══ PASSAGE
# First time hunting, looking for hunt in Wiltshire??



## appaloosacaz (24 October 2010)

Heya, 

I really want to go hunting, since a mate of mine suggested my pony would be ideal in a hunt, I was just wondering, if anyone knows any hunts in Wiltshire, also im not 100% sure what hunting it, its quiet embarrsing to say this, but I always thought it was people who jumped of 5ft high hedges and you had to do that lol!! anyway, is there any hunts with very small jumps through some parts of the hunt, could someone please explain  hunting to me in simple terms too?? and does anyone know any friendly hunts in wiltshire, prefrably Atworth??

Thanks


----------



## ldlp111 (24 October 2010)

Not hunted in wilstshire so no idea of hunts that are there. But normally if you don't want to jump there is either a gate or other way to go, not everyone jumps out hunting.  although popping a couple small hedges is great fun some places even have a couple smallish jumps in hedgerows 

hope this helps


----------



## learningcurve (24 October 2010)

Nearest t is probably Avon Vale, don't think you have to jump.

Best to give them a ring for details.


----------



## HoHum (24 October 2010)

Yes, you right in AVH country, think they are known as a friendly bunch..
Mostly you can navigate round the jumps, but even the ones which do need to be jumped are usually hunt built fences such  as rails or tiger traps, rather than huge hedges.


----------



## kirsty 1 (25 October 2010)

i live on the berks wilts boarder and i hunt with a few packs theres the old berks ,the vine and craven and the vwh and they hunt around the wilts ,berks and oxford areas then if you want to go drag hunting theres the berks and bucks or the southern shires bloodhounds all have websites you can get the dates for the drag meets from the sites but you will have to ring the secutary if you want to go normal hunting and when your out not every body wants to jump so most of the jumps theres a way round but if you have never been before i sugest you go normal hunting first its not as fast going where as drag hunting is all about the jumping


----------



## Jay89 (27 October 2010)
════
══ PROVIDED RECORDS
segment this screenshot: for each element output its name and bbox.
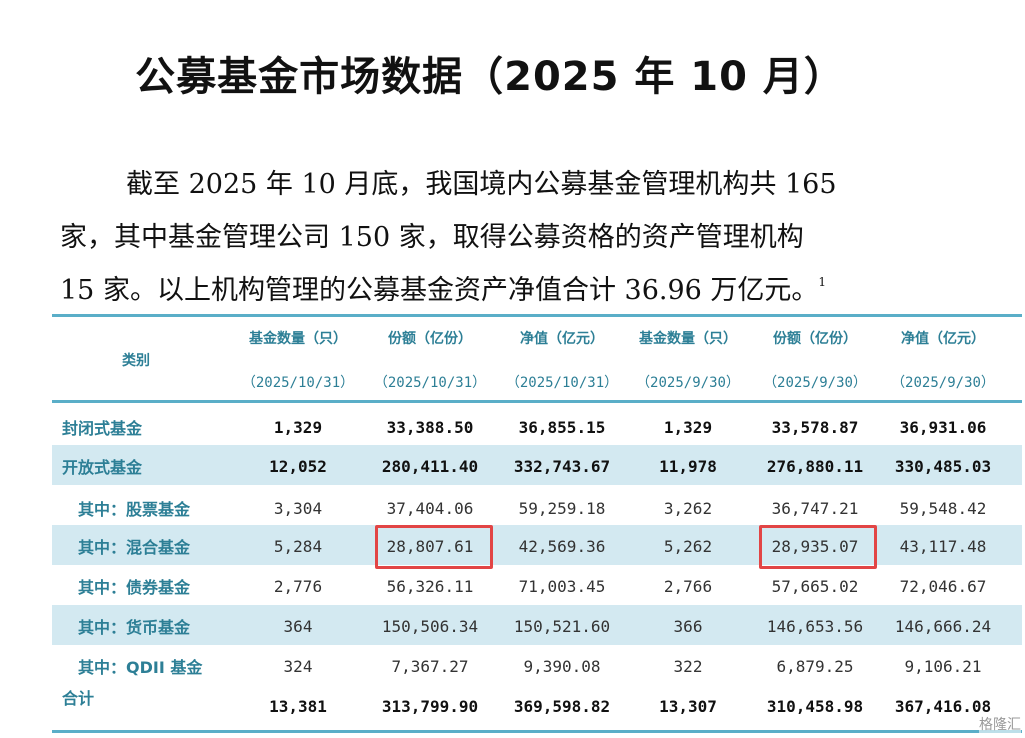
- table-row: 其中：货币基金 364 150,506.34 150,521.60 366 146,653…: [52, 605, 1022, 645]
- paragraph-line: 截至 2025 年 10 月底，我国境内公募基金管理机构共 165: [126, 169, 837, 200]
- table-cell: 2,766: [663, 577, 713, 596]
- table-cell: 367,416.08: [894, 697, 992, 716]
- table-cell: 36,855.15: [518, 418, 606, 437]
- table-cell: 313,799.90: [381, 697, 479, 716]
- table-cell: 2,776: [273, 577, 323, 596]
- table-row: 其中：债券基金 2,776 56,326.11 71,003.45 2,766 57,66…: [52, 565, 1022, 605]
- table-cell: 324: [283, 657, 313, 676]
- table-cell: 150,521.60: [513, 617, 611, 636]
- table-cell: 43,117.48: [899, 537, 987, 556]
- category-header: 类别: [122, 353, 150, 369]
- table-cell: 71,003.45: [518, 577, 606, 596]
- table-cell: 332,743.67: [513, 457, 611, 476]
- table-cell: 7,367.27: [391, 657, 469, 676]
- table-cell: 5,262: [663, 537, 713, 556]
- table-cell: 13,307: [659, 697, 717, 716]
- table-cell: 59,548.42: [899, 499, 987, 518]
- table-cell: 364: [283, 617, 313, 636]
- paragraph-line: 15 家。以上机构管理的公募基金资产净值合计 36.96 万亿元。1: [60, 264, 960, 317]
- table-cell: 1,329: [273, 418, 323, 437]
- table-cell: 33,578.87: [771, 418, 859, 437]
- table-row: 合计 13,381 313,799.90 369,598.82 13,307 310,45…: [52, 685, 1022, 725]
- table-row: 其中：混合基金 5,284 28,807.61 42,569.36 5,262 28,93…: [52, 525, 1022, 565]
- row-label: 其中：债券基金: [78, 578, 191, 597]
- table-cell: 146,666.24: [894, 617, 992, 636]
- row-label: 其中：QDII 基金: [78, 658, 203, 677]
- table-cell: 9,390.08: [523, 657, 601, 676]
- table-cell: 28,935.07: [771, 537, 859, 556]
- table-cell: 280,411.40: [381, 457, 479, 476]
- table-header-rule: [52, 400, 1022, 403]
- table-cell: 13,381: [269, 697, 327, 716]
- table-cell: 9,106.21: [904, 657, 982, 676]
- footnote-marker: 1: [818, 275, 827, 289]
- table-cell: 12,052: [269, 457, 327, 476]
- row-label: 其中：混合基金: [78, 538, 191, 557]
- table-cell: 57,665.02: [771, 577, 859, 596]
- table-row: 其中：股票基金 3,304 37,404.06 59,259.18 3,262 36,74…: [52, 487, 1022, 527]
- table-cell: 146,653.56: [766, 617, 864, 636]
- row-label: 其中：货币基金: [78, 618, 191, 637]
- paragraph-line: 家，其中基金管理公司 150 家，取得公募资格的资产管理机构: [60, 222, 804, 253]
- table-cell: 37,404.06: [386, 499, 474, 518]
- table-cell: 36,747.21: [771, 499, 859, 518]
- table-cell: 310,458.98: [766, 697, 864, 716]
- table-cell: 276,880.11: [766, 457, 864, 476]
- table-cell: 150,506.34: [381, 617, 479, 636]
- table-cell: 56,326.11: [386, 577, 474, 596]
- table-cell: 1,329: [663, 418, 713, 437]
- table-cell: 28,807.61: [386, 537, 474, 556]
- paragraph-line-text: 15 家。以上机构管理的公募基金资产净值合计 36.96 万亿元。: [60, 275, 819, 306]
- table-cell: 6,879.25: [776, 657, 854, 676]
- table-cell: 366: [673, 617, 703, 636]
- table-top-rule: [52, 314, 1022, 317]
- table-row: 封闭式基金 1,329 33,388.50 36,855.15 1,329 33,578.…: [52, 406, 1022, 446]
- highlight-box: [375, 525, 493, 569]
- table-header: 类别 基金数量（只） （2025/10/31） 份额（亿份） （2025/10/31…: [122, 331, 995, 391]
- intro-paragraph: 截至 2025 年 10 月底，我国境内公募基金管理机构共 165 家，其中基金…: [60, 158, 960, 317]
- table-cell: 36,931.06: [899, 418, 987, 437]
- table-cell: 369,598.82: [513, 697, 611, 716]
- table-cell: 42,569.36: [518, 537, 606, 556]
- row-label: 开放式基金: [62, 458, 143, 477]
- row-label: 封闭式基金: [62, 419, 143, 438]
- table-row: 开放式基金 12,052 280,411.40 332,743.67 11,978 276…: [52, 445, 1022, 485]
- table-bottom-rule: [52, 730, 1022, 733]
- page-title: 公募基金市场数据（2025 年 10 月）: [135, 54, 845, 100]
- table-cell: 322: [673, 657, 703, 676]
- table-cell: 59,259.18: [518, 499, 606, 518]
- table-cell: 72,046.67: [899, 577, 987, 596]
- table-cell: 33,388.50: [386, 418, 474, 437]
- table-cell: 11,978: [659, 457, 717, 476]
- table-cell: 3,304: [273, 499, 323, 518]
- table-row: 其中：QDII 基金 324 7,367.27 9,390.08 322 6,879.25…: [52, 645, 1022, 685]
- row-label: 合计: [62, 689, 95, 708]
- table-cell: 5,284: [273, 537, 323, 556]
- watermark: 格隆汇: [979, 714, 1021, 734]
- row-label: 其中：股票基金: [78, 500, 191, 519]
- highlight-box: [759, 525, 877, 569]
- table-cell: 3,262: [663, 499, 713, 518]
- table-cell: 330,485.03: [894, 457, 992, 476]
════
Extend the forum thread about finding a first hunt in Wiltshire, beginning immediately after its last line.

Hello  

I hunt with the AVH, no need to panic about jumping, there is always a group of people who opt to go around a jump....me being one of them most of the time!! Some of the meets are wonderful and hardly have to go out of your way to go round a jump, in fact most jumps are like this. There are a few jumps where you do have to go further out your way! But your never be alone. If you make yourself known to the hunt Sec. as a newcomer she is usually very good at finding someone to look after you for the day. 

There is even talk of a non jumping field master for this season to guide the non jumpers around jumps.

Hopefully see you out this season  Give me a PM if you want any more details  

http://www.avonvalehunt.co.uk/


----------



## Jay89 (27 October 2010)

P.S just read your post and noticed your in Atworth, AVH qu meet at Neston, Gastard, Lacock area.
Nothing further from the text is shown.